Description of the task:
State how many lines include "Eylemleri", giving the number by itself.

Part of a data file:
--------------------

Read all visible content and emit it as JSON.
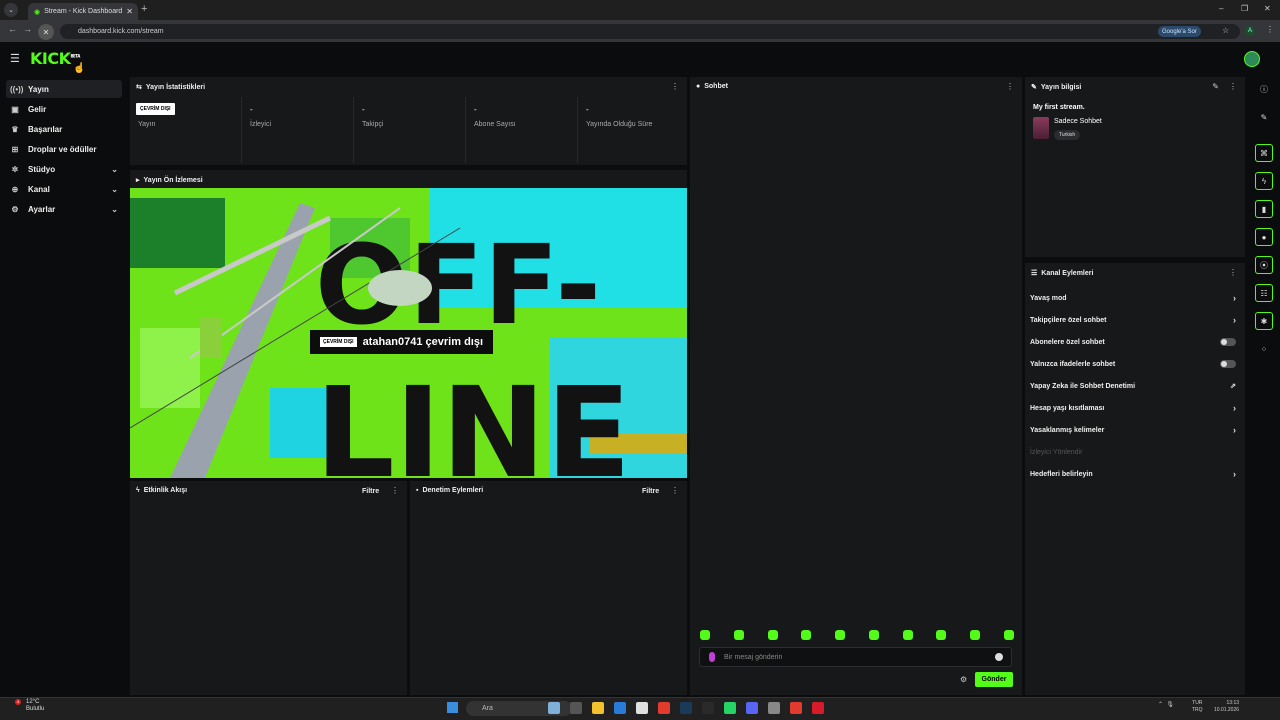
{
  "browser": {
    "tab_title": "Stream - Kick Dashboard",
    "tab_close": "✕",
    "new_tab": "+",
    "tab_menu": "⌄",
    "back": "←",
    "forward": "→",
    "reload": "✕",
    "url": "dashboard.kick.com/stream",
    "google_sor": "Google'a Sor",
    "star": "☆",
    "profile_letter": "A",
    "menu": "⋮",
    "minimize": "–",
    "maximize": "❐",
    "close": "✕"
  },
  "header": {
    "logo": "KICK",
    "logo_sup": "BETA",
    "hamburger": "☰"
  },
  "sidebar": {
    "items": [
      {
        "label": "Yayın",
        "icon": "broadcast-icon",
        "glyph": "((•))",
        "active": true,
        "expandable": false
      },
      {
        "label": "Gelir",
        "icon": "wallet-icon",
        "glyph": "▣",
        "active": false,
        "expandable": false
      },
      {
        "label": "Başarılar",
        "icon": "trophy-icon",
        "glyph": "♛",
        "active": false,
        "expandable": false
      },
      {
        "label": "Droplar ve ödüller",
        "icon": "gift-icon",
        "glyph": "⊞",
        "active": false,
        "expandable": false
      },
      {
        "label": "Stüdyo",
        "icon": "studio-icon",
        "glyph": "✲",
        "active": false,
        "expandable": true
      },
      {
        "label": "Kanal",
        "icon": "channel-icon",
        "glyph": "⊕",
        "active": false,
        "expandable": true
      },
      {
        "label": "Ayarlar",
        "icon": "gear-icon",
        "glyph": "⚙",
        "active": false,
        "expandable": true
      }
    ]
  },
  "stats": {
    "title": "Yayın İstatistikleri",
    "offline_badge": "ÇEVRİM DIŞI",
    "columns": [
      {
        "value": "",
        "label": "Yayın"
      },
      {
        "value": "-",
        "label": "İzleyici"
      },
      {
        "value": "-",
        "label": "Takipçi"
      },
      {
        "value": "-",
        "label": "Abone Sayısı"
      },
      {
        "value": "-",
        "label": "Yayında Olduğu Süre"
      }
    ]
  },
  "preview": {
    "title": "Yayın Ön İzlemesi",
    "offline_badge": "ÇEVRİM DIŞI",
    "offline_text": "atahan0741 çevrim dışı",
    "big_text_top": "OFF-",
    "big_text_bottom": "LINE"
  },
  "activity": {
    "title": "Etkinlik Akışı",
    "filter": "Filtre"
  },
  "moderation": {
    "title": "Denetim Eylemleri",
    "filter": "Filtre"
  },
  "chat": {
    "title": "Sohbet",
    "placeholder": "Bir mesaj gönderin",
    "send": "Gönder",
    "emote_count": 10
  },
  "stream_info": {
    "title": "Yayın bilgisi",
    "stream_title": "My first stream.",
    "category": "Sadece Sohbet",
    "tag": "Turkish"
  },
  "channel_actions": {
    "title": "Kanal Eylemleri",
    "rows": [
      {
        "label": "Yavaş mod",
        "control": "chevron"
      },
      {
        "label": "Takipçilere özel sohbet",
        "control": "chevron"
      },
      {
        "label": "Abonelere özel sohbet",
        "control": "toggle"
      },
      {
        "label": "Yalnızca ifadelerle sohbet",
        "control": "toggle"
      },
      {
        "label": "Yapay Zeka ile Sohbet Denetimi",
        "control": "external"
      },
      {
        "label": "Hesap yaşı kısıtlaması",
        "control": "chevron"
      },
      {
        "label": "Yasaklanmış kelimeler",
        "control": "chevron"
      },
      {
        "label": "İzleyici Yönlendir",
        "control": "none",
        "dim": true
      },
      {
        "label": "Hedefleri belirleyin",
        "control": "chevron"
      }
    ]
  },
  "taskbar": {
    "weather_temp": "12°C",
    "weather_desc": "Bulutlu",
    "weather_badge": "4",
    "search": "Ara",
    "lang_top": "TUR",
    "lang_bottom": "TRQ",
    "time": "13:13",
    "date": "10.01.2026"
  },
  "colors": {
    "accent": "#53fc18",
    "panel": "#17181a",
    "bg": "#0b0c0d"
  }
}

--------------------

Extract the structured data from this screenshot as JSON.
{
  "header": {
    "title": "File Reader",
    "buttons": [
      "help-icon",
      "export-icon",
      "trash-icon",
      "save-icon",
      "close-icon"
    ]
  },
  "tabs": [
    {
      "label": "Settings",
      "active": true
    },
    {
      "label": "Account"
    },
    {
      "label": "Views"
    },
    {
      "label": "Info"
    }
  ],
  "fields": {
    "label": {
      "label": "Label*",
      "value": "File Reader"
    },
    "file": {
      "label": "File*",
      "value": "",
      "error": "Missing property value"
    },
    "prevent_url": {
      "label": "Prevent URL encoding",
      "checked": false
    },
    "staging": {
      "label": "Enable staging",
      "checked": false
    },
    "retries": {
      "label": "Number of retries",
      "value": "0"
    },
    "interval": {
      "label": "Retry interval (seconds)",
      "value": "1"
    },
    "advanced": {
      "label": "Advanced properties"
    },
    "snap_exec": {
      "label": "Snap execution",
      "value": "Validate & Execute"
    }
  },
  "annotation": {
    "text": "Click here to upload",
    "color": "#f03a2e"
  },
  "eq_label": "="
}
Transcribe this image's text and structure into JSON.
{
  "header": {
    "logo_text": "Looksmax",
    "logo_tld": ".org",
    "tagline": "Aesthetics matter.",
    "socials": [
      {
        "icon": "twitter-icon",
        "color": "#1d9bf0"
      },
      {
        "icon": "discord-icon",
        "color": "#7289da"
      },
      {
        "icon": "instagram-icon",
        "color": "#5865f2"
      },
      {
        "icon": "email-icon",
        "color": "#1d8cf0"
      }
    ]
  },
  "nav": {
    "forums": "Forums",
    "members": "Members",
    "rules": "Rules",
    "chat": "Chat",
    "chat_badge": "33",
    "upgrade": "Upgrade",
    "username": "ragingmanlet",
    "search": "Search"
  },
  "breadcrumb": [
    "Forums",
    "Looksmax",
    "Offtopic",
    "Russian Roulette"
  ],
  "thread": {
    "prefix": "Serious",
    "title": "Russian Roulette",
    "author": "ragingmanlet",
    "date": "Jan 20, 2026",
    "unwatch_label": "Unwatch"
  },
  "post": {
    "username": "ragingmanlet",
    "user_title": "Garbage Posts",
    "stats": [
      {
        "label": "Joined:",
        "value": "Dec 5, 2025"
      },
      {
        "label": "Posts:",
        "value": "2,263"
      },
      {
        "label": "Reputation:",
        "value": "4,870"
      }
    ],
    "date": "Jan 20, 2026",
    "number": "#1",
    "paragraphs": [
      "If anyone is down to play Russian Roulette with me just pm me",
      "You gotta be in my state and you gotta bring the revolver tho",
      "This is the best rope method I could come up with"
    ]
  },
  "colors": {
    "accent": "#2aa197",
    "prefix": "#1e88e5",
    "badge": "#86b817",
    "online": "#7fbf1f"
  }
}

--------------------

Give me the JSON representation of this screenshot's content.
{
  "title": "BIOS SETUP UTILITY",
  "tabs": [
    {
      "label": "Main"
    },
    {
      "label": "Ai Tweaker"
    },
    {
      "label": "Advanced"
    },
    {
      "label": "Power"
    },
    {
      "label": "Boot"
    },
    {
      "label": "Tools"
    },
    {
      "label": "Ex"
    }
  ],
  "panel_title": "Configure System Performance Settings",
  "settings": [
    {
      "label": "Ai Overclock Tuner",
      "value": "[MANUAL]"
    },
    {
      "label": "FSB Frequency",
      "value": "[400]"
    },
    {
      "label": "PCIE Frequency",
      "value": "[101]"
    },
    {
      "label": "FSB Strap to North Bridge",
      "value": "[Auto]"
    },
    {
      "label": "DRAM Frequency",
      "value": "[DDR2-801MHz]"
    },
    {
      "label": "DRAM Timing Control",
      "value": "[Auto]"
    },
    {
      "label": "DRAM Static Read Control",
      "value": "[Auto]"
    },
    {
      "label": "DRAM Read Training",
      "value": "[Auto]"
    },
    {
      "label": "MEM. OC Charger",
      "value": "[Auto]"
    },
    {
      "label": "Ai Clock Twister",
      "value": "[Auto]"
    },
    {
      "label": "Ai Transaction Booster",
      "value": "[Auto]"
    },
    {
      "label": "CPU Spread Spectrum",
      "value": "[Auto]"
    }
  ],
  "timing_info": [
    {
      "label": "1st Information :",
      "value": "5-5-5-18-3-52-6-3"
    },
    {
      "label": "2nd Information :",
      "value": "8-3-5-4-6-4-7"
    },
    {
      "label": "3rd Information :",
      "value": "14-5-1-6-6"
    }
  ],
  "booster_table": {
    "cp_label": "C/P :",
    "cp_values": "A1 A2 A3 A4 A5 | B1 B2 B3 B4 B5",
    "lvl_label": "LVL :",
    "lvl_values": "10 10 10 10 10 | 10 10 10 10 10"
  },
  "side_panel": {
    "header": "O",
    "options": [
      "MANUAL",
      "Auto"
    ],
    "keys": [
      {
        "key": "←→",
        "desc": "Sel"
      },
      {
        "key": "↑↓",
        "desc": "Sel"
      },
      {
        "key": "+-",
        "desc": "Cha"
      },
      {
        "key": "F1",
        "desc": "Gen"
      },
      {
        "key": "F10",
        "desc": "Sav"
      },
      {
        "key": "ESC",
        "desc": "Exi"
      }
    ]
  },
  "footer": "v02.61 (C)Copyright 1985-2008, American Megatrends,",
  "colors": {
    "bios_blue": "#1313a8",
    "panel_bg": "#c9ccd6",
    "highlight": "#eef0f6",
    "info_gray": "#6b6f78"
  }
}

--------------------

Answer to this problem:
2